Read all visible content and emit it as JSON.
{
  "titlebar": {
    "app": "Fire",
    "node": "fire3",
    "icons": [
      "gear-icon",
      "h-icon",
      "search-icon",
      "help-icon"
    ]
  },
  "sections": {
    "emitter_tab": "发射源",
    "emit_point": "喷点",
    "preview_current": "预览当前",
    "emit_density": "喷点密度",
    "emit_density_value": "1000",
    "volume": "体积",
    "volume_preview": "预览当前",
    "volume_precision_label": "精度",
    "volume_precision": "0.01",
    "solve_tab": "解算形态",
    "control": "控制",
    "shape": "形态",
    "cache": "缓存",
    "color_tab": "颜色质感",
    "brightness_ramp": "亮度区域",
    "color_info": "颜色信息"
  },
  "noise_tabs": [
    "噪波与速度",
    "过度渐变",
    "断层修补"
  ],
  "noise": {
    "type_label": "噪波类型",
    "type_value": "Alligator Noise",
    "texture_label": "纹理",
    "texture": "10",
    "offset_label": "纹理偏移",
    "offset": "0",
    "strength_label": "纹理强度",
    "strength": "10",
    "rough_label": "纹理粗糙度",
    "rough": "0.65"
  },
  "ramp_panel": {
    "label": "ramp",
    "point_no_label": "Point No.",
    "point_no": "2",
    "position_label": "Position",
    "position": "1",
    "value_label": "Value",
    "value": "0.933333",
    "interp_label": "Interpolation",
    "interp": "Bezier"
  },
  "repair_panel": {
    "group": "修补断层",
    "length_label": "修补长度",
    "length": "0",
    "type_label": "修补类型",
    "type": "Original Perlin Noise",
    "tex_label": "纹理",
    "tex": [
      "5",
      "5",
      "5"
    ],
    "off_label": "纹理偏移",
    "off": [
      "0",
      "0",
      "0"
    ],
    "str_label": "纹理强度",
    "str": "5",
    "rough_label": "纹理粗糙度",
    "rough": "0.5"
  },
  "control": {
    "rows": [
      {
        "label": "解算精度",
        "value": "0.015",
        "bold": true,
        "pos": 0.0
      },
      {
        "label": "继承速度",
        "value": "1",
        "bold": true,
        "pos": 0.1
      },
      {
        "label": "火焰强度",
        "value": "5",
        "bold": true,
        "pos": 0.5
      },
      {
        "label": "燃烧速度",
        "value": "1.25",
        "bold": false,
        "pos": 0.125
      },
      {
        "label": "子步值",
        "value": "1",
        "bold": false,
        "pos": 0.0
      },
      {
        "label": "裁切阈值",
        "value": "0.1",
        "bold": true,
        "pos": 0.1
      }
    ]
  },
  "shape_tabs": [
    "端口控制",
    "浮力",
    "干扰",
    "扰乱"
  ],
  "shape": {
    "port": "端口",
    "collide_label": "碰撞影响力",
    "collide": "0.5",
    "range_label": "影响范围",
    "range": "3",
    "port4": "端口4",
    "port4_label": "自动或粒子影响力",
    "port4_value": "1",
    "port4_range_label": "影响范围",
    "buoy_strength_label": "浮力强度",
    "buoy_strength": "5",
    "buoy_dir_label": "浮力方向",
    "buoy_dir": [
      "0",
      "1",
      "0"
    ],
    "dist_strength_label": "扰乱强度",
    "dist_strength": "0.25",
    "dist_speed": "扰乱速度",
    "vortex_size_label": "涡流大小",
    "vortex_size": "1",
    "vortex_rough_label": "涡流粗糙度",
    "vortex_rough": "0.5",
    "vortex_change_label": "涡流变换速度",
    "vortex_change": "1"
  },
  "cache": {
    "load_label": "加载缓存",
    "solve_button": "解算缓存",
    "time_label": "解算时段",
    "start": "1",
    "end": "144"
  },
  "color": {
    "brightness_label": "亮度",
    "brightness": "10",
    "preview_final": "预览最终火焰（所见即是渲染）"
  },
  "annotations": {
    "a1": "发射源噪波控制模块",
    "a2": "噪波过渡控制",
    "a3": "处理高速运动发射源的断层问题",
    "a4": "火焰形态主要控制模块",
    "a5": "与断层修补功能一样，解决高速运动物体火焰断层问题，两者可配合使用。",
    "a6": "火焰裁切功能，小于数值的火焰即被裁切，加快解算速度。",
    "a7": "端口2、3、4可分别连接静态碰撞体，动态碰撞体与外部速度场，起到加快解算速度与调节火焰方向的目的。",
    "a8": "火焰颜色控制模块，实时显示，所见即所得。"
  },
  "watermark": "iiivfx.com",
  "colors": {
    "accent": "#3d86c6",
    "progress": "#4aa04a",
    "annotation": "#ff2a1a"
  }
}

Stated task
Quote each line above in full, word for word.

Completed exercise
Read all visible content and emit it as JSON.
{
  "titlebar": {
    "app": "Fire",
    "node": "fire3",
    "icons": [
      "gear-icon",
      "h-icon",
      "search-icon",
      "help-icon"
    ]
  },
  "sections": {
    "emitter_tab": "发射源",
    "emit_point": "喷点",
    "preview_current": "预览当前",
    "emit_density": "喷点密度",
    "emit_density_value": "1000",
    "volume": "体积",
    "volume_preview": "预览当前",
    "volume_precision_label": "精度",
    "volume_precision": "0.01",
    "solve_tab": "解算形态",
    "control": "控制",
    "shape": "形态",
    "cache": "缓存",
    "color_tab": "颜色质感",
    "brightness_ramp": "亮度区域",
    "color_info": "颜色信息"
  },
  "noise_tabs": [
    "噪波与速度",
    "过度渐变",
    "断层修补"
  ],
  "noise": {
    "type_label": "噪波类型",
    "type_value": "Alligator Noise",
    "texture_label": "纹理",
    "texture": "10",
    "offset_label": "纹理偏移",
    "offset": "0",
    "strength_label": "纹理强度",
    "strength": "10",
    "rough_label": "纹理粗糙度",
    "rough": "0.65"
  },
  "ramp_panel": {
    "label": "ramp",
    "point_no_label": "Point No.",
    "point_no": "2",
    "position_label": "Position",
    "position": "1",
    "value_label": "Value",
    "value": "0.933333",
    "interp_label": "Interpolation",
    "interp": "Bezier"
  },
  "repair_panel": {
    "group": "修补断层",
    "length_label": "修补长度",
    "length": "0",
    "type_label": "修补类型",
    "type": "Original Perlin Noise",
    "tex_label": "纹理",
    "tex": [
      "5",
      "5",
      "5"
    ],
    "off_label": "纹理偏移",
    "off": [
      "0",
      "0",
      "0"
    ],
    "str_label": "纹理强度",
    "str": "5",
    "rough_label": "纹理粗糙度",
    "rough": "0.5"
  },
  "control": {
    "rows": [
      {
        "label": "解算精度",
        "value": "0.015",
        "bold": true,
        "pos": 0.0
      },
      {
        "label": "继承速度",
        "value": "1",
        "bold": true,
        "pos": 0.1
      },
      {
        "label": "火焰强度",
        "value": "5",
        "bold": true,
        "pos": 0.5
      },
      {
        "label": "燃烧速度",
        "value": "1.25",
        "bold": false,
        "pos": 0.125
      },
      {
        "label": "子步值",
        "value": "1",
        "bold": false,
        "pos": 0.0
      },
      {
        "label": "裁切阈值",
        "value": "0.1",
        "bold": true,
        "pos": 0.1
      }
    ]
  },
  "shape_tabs": [
    "端口控制",
    "浮力",
    "干扰",
    "扰乱"
  ],
  "shape": {
    "port": "端口",
    "collide_label": "碰撞影响力",
    "collide": "0.5",
    "range_label": "影响范围",
    "range": "3",
    "port4": "端口4",
    "port4_label": "自动或粒子影响力",
    "port4_value": "1",
    "port4_range_label": "影响范围",
    "buoy_strength_label": "浮力强度",
    "buoy_strength": "5",
    "buoy_dir_label": "浮力方向",
    "buoy_dir": [
      "0",
      "1",
      "0"
    ],
    "dist_strength_label": "扰乱强度",
    "dist_strength": "0.25",
    "dist_speed": "扰乱速度",
    "vortex_size_label": "涡流大小",
    "vortex_size": "1",
    "vortex_rough_label": "涡流粗糙度",
    "vortex_rough": "0.5",
    "vortex_change_label": "涡流变换速度",
    "vortex_change": "1"
  },
  "cache": {
    "load_label": "加载缓存",
    "solve_button": "解算缓存",
    "time_label": "解算时段",
    "start": "1",
    "end": "144"
  },
  "color": {
    "brightness_label": "亮度",
    "brightness": "10",
    "preview_final": "预览最终火焰（所见即是渲染）"
  },
  "annotations": {
    "a1": "发射源噪波控制模块",
    "a2": "噪波过渡控制",
    "a3": "处理高速运动发射源的断层问题",
    "a4": "火焰形态主要控制模块",
    "a5": "与断层修补功能一样，解决高速运动物体火焰断层问题，两者可配合使用。",
    "a6": "火焰裁切功能，小于数值的火焰即被裁切，加快解算速度。",
    "a7": "端口2、3、4可分别连接静态碰撞体，动态碰撞体与外部速度场，起到加快解算速度与调节火焰方向的目的。",
    "a8": "火焰颜色控制模块，实时显示，所见即所得。"
  },
  "watermark": "iiivfx.com",
  "colors": {
    "accent": "#3d86c6",
    "progress": "#4aa04a",
    "annotation": "#ff2a1a"
  }
}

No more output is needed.